Copy out each line that includes the word "очікуваної".

──────── DATA IN THIS EXERCISE

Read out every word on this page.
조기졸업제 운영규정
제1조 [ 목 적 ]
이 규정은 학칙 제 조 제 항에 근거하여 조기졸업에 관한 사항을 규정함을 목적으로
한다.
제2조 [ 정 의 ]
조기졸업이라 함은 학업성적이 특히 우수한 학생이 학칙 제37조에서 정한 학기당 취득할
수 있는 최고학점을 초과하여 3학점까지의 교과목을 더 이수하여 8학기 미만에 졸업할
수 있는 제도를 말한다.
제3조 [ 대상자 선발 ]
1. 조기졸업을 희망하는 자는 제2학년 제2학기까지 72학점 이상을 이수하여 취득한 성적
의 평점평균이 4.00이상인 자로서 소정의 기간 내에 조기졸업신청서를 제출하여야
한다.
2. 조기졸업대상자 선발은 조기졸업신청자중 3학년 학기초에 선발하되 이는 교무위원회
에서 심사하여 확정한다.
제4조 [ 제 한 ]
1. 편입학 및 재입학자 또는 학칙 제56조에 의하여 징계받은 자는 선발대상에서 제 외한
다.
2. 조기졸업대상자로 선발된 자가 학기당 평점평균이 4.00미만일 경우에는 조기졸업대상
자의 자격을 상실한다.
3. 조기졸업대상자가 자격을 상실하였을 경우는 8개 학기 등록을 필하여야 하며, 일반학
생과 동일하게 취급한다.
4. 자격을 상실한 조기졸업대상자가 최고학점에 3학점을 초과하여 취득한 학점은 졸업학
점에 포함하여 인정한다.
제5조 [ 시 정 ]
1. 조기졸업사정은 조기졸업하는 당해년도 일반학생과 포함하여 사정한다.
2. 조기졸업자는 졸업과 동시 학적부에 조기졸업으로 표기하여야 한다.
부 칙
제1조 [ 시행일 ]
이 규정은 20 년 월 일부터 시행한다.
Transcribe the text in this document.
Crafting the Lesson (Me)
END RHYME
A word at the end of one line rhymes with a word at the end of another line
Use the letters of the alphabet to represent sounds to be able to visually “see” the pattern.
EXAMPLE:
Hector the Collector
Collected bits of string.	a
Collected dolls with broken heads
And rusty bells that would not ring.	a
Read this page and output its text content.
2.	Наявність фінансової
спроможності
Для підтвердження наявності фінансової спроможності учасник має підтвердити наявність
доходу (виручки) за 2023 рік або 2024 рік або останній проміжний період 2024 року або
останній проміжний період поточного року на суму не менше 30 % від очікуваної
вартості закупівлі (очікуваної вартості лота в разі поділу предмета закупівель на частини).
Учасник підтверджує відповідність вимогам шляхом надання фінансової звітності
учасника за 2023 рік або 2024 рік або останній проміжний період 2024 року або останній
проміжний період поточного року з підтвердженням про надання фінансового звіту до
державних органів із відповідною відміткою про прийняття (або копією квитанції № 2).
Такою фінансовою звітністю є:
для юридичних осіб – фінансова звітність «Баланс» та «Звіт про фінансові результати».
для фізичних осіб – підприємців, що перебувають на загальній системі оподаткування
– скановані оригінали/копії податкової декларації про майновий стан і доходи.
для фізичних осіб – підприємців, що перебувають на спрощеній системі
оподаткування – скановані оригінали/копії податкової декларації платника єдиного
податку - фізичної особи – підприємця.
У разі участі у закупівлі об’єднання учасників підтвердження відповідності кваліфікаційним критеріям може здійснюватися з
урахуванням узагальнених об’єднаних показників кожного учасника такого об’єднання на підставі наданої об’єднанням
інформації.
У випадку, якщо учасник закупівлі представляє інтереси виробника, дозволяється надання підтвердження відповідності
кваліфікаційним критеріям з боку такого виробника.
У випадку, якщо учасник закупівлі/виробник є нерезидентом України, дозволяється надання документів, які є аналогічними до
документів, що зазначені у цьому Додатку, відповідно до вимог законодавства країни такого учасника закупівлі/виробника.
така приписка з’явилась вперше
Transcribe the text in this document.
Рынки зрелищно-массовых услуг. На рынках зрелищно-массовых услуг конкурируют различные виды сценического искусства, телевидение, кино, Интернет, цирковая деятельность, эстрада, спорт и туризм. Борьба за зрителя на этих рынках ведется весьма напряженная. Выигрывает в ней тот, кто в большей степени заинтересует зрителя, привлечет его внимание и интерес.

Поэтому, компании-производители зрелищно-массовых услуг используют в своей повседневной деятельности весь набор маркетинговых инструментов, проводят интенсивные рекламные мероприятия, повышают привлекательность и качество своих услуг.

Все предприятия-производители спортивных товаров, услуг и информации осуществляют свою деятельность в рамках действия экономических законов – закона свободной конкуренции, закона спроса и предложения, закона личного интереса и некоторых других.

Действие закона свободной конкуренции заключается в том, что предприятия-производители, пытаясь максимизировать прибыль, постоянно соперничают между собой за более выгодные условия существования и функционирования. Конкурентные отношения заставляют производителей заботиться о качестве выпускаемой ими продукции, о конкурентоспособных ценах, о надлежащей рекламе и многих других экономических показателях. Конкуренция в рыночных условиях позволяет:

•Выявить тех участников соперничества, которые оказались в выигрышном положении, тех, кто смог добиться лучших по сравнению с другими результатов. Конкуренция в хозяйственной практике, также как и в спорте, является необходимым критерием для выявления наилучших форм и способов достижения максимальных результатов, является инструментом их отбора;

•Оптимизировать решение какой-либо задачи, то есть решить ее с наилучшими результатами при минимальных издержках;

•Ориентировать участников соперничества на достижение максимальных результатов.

────────────────

# TASK RESPONSE:
останній проміжний період поточного року на суму не менше 30 % від очікуваної
вартості закупівлі (очікуваної вартості лота в разі поділу предмета закупівель на частини).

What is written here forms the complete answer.